[Collected data entries]
-- START --

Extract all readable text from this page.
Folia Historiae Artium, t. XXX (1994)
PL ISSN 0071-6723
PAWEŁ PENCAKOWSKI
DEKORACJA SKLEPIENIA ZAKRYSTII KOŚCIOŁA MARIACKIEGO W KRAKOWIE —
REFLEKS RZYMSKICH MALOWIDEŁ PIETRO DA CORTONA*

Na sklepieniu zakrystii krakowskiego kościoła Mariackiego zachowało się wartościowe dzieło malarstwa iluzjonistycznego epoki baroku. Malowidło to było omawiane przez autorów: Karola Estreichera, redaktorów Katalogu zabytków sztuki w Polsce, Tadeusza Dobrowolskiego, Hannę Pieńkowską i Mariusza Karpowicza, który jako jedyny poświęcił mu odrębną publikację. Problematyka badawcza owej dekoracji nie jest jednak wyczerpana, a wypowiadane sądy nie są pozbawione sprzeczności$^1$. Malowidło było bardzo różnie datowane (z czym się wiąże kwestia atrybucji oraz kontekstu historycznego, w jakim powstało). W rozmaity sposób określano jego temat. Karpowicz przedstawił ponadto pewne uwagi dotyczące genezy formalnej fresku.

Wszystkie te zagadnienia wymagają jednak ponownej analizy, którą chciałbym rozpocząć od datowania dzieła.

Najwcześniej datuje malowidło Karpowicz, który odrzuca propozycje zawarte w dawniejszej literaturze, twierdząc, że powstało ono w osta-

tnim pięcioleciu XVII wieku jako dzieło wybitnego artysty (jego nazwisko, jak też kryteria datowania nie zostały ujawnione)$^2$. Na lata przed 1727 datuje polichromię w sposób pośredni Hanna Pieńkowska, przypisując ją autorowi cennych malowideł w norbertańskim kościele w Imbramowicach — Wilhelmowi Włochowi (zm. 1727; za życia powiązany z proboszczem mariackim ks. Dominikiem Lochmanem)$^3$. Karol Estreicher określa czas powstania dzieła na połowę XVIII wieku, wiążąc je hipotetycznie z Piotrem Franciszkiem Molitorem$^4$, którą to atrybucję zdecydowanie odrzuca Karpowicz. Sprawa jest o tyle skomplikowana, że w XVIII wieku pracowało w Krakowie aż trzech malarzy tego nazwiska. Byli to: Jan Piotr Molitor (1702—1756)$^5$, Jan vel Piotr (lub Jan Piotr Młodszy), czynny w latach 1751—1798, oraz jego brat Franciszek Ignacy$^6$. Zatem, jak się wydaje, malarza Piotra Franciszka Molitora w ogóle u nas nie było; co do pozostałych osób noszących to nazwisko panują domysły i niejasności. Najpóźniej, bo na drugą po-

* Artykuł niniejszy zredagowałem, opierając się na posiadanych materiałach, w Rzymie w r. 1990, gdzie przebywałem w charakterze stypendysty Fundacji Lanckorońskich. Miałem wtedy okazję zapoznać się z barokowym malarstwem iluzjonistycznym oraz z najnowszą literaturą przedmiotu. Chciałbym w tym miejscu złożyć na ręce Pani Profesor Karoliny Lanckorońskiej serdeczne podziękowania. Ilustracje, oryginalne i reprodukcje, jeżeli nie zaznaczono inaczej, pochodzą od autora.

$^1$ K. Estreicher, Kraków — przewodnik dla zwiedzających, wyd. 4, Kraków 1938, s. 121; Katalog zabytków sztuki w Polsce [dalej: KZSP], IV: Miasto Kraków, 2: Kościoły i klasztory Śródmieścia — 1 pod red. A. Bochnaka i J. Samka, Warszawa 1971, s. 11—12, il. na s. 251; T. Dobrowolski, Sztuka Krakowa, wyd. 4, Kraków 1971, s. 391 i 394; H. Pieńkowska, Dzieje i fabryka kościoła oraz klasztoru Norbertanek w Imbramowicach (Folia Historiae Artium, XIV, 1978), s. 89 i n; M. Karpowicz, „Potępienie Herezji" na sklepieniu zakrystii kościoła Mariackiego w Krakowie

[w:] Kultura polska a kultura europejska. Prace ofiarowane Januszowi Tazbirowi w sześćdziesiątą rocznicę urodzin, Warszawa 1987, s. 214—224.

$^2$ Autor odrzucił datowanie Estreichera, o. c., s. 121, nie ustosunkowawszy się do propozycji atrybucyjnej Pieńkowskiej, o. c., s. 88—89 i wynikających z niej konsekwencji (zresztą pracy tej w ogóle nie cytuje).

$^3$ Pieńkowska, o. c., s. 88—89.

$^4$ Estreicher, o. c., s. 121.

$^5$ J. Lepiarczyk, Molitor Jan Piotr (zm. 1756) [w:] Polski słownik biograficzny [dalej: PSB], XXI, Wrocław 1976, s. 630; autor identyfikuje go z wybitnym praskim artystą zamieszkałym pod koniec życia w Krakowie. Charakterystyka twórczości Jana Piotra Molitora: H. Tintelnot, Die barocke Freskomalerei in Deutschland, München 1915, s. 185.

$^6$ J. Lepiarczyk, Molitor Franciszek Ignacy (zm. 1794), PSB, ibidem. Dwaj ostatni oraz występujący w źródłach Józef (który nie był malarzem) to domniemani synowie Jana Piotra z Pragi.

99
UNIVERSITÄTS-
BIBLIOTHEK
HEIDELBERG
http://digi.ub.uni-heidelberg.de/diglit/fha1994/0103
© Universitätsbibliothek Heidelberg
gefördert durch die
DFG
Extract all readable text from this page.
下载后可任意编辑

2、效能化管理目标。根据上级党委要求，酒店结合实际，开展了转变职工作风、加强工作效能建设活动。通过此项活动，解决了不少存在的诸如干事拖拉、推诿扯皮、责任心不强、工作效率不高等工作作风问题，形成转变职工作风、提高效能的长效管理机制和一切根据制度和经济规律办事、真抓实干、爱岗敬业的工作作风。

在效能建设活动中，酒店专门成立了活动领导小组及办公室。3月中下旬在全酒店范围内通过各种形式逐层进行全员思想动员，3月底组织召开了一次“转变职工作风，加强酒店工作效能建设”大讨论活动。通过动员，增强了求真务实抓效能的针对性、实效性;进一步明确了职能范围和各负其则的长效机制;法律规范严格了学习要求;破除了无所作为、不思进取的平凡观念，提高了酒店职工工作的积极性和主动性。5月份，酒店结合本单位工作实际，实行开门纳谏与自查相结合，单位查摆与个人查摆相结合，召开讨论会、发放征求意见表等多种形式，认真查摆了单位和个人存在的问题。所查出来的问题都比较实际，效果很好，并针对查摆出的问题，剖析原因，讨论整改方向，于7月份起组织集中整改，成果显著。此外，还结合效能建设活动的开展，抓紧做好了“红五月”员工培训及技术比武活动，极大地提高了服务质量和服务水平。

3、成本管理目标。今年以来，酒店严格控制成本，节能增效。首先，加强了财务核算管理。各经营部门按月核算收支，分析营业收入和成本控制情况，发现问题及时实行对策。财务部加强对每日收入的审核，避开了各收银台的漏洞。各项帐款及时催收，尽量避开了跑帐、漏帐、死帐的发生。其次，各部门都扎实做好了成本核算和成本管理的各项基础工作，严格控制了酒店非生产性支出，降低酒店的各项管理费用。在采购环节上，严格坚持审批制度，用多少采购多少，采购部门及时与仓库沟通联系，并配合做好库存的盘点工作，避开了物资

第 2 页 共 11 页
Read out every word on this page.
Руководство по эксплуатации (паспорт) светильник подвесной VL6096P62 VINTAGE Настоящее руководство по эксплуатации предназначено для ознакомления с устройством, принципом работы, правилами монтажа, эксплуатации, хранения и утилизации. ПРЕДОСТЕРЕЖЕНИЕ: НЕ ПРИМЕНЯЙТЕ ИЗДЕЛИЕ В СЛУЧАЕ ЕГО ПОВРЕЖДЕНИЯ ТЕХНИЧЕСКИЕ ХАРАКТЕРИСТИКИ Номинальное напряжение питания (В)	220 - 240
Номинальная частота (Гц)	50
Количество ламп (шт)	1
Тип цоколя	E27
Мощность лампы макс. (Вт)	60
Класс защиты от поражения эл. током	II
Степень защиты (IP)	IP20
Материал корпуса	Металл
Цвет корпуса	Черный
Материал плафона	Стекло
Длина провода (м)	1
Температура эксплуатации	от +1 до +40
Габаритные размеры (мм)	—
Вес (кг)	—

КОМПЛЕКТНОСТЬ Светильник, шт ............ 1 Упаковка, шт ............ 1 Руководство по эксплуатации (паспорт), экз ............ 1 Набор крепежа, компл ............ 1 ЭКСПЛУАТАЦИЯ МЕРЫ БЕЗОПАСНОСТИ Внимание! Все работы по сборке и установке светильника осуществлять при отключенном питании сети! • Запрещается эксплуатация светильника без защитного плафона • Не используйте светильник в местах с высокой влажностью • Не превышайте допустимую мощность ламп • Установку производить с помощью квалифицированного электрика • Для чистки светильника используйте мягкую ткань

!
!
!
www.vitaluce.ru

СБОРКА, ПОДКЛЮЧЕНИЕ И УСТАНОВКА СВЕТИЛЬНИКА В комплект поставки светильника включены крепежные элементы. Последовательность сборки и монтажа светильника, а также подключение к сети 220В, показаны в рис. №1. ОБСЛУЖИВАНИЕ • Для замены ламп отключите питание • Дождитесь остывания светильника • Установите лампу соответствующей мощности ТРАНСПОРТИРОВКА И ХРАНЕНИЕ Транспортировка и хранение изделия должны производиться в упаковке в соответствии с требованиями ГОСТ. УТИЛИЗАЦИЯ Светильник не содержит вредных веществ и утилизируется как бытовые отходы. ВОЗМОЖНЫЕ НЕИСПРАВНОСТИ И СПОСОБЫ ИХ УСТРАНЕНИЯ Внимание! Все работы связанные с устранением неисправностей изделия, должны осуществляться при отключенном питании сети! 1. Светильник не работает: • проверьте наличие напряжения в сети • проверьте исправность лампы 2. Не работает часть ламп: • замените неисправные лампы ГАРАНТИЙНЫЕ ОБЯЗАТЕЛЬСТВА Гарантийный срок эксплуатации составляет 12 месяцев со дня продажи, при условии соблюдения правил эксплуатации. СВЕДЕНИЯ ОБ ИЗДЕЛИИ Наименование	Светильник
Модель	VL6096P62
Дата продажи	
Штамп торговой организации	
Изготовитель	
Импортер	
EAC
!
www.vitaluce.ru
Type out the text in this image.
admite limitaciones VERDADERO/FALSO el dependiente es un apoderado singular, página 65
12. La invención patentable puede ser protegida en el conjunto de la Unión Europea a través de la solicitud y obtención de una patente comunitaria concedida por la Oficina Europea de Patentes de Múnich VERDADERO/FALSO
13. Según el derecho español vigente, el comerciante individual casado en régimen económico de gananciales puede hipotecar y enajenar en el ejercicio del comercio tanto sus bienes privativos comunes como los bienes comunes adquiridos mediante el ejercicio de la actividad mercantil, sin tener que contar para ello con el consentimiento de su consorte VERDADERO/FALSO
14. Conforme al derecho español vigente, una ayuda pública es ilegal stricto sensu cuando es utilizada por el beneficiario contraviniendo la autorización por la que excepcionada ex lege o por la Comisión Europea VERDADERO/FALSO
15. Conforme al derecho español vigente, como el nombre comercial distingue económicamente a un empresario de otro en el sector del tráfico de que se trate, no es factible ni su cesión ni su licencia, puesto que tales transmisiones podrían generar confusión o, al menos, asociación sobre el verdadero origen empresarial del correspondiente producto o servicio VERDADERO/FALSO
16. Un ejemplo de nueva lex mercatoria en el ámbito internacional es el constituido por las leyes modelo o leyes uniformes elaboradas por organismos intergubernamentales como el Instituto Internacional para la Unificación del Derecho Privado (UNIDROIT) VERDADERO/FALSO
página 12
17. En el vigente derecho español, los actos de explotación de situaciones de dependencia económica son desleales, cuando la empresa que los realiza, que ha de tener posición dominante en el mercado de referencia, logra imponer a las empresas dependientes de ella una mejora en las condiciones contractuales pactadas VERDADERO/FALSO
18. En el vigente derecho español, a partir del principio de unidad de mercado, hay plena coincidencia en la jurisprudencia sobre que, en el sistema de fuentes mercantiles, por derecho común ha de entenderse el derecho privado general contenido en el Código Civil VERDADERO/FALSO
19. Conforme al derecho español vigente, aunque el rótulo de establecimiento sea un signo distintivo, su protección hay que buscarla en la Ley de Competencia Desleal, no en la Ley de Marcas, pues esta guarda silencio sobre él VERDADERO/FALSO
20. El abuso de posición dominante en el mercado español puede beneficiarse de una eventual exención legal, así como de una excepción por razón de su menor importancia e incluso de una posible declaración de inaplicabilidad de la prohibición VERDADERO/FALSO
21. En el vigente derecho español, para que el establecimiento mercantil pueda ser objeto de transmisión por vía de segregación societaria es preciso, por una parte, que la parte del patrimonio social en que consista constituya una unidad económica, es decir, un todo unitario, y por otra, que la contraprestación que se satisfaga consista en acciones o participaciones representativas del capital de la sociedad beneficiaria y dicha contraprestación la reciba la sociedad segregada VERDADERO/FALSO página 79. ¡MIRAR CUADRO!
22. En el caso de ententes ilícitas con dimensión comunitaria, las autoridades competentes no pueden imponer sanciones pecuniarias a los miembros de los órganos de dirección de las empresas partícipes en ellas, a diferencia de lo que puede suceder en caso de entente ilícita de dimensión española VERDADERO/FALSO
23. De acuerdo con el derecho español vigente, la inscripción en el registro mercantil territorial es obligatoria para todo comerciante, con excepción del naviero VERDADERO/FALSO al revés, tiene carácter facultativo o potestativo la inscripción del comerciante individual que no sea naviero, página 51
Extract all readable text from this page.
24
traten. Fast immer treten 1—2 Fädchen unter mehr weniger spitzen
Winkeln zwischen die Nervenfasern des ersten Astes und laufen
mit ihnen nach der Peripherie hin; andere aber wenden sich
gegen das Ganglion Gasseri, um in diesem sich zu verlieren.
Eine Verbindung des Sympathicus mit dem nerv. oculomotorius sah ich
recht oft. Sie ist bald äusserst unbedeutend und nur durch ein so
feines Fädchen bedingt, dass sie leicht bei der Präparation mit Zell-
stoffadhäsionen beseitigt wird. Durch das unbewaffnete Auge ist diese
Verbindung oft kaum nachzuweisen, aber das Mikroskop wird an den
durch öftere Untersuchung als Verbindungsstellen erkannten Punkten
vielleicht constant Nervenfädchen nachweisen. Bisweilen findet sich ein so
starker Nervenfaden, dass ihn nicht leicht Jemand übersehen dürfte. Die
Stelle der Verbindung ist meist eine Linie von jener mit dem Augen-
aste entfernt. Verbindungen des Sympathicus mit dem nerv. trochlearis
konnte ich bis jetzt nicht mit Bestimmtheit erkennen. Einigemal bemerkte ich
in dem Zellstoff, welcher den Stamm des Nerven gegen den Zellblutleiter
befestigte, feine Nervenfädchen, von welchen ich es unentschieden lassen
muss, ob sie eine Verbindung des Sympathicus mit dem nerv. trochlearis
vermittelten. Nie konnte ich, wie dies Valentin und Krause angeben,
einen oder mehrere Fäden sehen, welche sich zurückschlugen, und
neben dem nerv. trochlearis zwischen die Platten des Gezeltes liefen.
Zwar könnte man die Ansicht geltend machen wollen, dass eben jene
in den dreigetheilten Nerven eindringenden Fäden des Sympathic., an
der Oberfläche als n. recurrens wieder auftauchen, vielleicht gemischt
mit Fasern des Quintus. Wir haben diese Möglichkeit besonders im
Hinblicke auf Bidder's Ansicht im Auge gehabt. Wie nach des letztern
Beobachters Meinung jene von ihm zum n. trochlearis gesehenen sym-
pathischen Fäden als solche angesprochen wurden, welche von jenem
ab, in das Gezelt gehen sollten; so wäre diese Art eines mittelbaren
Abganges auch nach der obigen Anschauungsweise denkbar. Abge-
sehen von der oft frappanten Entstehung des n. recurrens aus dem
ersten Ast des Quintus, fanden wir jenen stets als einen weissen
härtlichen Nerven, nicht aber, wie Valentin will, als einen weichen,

-- END --

Description of the task: Search the lines for the string "vielleicht" and copy every line that has it.

Result for this task:
vielleicht constant Nervenfädchen nachweisen. Bisweilen findet sich ein so
der Oberfläche als n. recurrens wieder auftauchen, vielleicht gemischt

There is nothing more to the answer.